## BEGIN
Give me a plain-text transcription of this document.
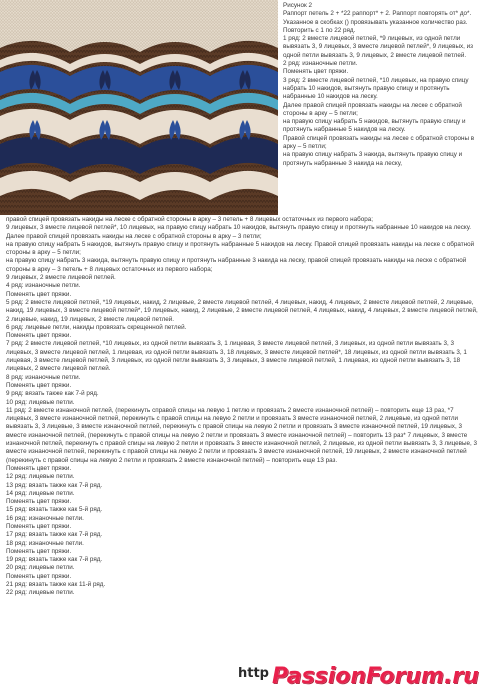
Рисунок 2
Раппорт петель 2 + *22 раппорт* + 2. Раппорт повторять от* до*. Указанное в скобках () провязывать указанное количество раз. Повторить с 1 по 22 ряд.
1 ряд: 2 вместе лицевой петлей, *9 лицевых, из одной петли вывязать 3, 9 лицевых, 3 вместе лицевой петлей*, 9 лицевых, из одной петли вывязать 3, 9 лицевых, 2 вместе лицевой петлей.
2 ряд: изнаночные петли.
Поменять цвет пряжи.
3 ряд: 2 вместе лицевой петлей, *10 лицевых, на правую спицу набрать 10 накидов, вытянуть правую спицу и протянуть набранные 10 накидов на леску.
Далее правой спицей провязать накиды на леске с обратной стороны в арку – 5 петли;
на правую спицу набрать 5 накидов, вытянуть правую спицу и протянуть набранные 5 накидов на леску.
Правой спицей провязать накиды на леске с обратной стороны в арку – 5 петли;
на правую спицу набрать 3 накида, вытянуть правую спицу и протянуть набранные 3 накида на леску,

правой спицей провязать накиды на леске с обратной стороны в арку – 3 петель + 8 лицевых остаточных из первого набора;

9 лицевых, 3 вместе лицевой петлей*, 10 лицевых, на правую спицу набрать 10 накидов, вытянуть правую спицу и протянуть набранные 10 накидов на леску. Далее правой спицей провязать накиды на леске с обратной стороны в арку – 3 петли;

на правую спицу набрать 5 накидов, вытянуть правую спицу и протянуть набранные 5 накидов на леску. Правой спицей провязать накиды на леске с обратной стороны в арку – 5 петли;

на правую спицу набрать 3 накида, вытянуть правую спицу и протянуть набранные 3 накида на леску, правой спицей провязать накиды на леске с обратной стороны в арку – 3 петель + 8 лицевых остаточных из первого набора;

9 лицевых, 2 вместе лицевой петлей.

4 ряд: изнаночные петли.

Поменять цвет пряжи.

5 ряд: 2 вместе лицевой петлей, *19 лицевых, накид, 2 лицевые, 2 вместе лицевой петлей, 4 лицевых, накид, 4 лицевых, 2 вместе лицевой петлей, 2 лицевые, накид, 19 лицевых, 3 вместе лицевой петлей*, 19 лицевых, накид, 2 лицевые, 2 вместе лицевой петлей, 4 лицевых, накид, 4 лицевых, 2 вместе лицевой петлей, 2 лицевые, накид, 19 лицевых, 2 вместе лицевой петлей.

6 ряд: лицевые петли, накиды провязать скрещенной петлей.

Поменять цвет пряжи.

7 ряд: 2 вместе лицевой петлей, *10 лицевых, из одной петли вывязать 3, 1 лицевая, 3 вместе лицевой петлей, 3 лицевых, из одной петли вывязать 3, 3 лицевых, 3 вместе лицевой петлей, 1 лицевая, из одной петли вывязать 3, 18 лицевых, 3 вместе лицевой петлей*, 18 лицевых, из одной петли вывязать 3, 1 лицевая, 3 вместе лицевой петлей, 3 лицевых, из одной петли вывязать 3, 3 лицевых, 3 вместе лицевой петлей, 1 лицевая, из одной петли вывязать 3, 18 лицевых, 2 вместе лицевой петлей.

8 ряд: изнаночные петли.

Поменять цвет пряжи.

9 ряд: вязать также как 7-й ряд.

10 ряд: лицевые петли.

11 ряд: 2 вместе изнаночной петлей, (перекинуть справой спицы на левую 1 петлю и провязать 2 вместе изнаночной петлей) – повторить еще 13 раз, *7 лицевых, 3 вместе изнаночной петлей, перекинуть с правой спицы на левую 2 петли и провязать 3 вместе изнаночной петлей, 2 лицевые, из одной петли вывязать 3, 3 лицевые, 3 вместе изнаночной петлей, перекинуть с правой спицы на левую 2 петли и провязать 3 вместе изнаночной петлей, 19 лицевых, 3 вместе изнаночной петлей, (перекинуть с правой спицы на левую 2 петли и провязать 3 вместе изнаночной петлей) – повторить 13 раз* 7 лицевых, 3 вместе изнаночной петлей, перекинуть с правой спицы на левую 2 петли и провязать 3 вместе изнаночной петлей, 2 лицевые, из одной петли вывязать 3, 3 лицевые, 3 вместе изнаночной петлей, перекинуть с правой спицы на левую 2 петли и провязать 3 вместе изнаночной петлей, 19 лицевых, 2 вместе изнаночной петлей (перекинуть с правой спицы на левую 2 петли и провязать 2 вместе изнаночной петлей) – повторить еще 13 раз.

Поменять цвет пряжи.

12 ряд: лицевые петли.

13 ряд: вязать также как 7-й ряд.

14 ряд: лицевые петли.

Поменять цвет пряжи.

15 ряд: вязать также как 5-й ряд.

16 ряд: изнаночные петли.

Поменять цвет пряжи.

17 ряд: вязать также как 7-й ряд.

18 ряд: изнаночные петли.

Поменять цвет пряжи.

19 ряд: вязать также как 7-й ряд.

20 ряд: лицевые петли.

Поменять цвет пряжи.

21 ряд: вязать также как 11-й ряд.

22 ряд: лицевые петли.

$^{http}$ PassionForum.ru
## END
**What is being asked**
Filter the records for lines holding the string "также". Copy each one.

**The answer**
9 ряд: вязать также как 7-й ряд.
13 ряд: вязать также как 7-й ряд.
15 ряд: вязать также как 5-й ряд.
17 ряд: вязать также как 7-й ряд.
19 ряд: вязать также как 7-й ряд.
21 ряд: вязать также как 11-й ряд.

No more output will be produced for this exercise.